Show all lines from the data that include the word "则下列结论正确的是".

(Extracted data entries)
..........

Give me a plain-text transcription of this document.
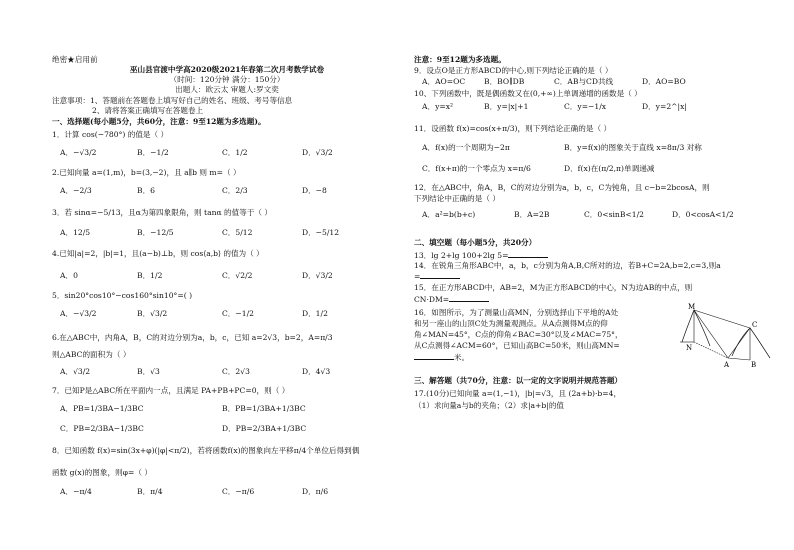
绝密★启用前
巫山县官渡中学高2020级2021年春第二次月考数学试卷
（时间：120分钟 满分：150分）
出题人：欧云太 审题人:罗文奕
注意事项：1、答题前在答题卷上填写好自己的姓名、班级、考号等信息
2、请将答案正确填写在答题卷上
一、选择题(每小题5分，共60分，注意：9至12题为多选题)。
1．计算 cos(−780°) 的值是（ ）
A．−√3/2	B．−1/2	C．1/2	D．√3/2
2.已知向量 a=(1,m)，b=(3,−2)，且 a∥b 则 m=（ ）
A．−2/3	B．6	C．2/3	D．−8
3．若 sinα=−5/13，且α为第四象限角，则 tanα 的值等于（ ）
A．12/5	B．−12/5	C．5/12	D．−5/12
4.已知|a|=2，|b|=1，且(a−b)⊥b，则 cos⟨a,b⟩ 的值为（ ）
A．0	B．1/2	C．√2/2	D．√3/2
5．sin20°cos10°−cos160°sin10°=( )
A．−√3/2	B．√3/2	C．−1/2	D．1/2
6.在△ABC中，内角A，B，C的对边分别为a，b，c，已知 a=2√3，b=2，A=π/3
则△ABC的面积为（ ）
A．√3/2	B．√3	C．2√3	D．4√3
7．已知P是△ABC所在平面内一点，且满足 PA+PB+PC=0，则（ ）
A．PB=1/3BA−1/3BC	B．PB=1/3BA+1/3BC
C．PB=2/3BA−1/3BC	D．PB=2/3BA+1/3BC
8．已知函数 f(x)=sin(3x+φ)(|φ|<π/2)，若将函数f(x)的图象向左平移π/4个单位后得到偶
函数 g(x)的图象，则φ=（ ）
A．−π/4	B．π/4	C．−π/6	D．π/6
注意：9至12题为多选题。
9．设点O是正方形ABCD的中心,则下列结论正确的是（ ）
A．AO=OC B．BO∥DB	C．AB与CD共线	D．AO=BO
10、下列函数中，既是偶函数又在(0,+∞)上单调递增的函数是（ ）
A．y=x²	B．y=|x|+1	C．y=−1/x	D．y=2^|x|
11．设函数 f(x)=cos(x+π/3)，则下列结论正确的是（ ）
A．f(x)的一个周期为−2π	B．y=f(x)的图象关于直线 x=8π/3 对称
C．f(x+π)的一个零点为 x=π/6	D．f(x)在(π/2,π)单调递减
12．在△ABC中，角A，B，C的对边分别为a，b，c，C为钝角，且 c−b=2bcosA，则
下列结论中正确的是（ ）
A．a²=b(b+c)	B．A=2B	C．0<sinB<1/2	D．0<cosA<1/2
二、填空题（每小题5分，共20分）
13．lg 2+lg 100+2lg 5=
14．在锐角三角形ABC中，a，b，c分别为角A,B,C所对的边，若B+C=2A,b=2,c=3,则a
=
15．在正方形ABCD中，AB=2，M为正方形ABCD的中心，N为边AB的中点，则
CN·DM=
16．如图所示，为了测量山高MN，分别选择山下平地的A处
和另一座山的山顶C处为测量观测点。从A点测得M点的仰
角∠MAN=45°，C点的仰角∠BAC=30°以及∠MAC=75°，
从C点测得∠ACM=60°，已知山高BC=50米，则山高MN=
米。
三、解答题（共70分，注意：以一定的文字说明并规范答题）
17.(10分)已知向量 a=(1,−1)，|b|=√3，且 (2a+b)·b=4，
（1）求向量a与b的夹角；（2）求|a+b|的值
M
C
A
N
B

..........

# Solution below
9．设点O是正方形ABCD的中心,则下列结论正确的是（ ）
11．设函数 f(x)=cos(x+π/3)，则下列结论正确的是（ ）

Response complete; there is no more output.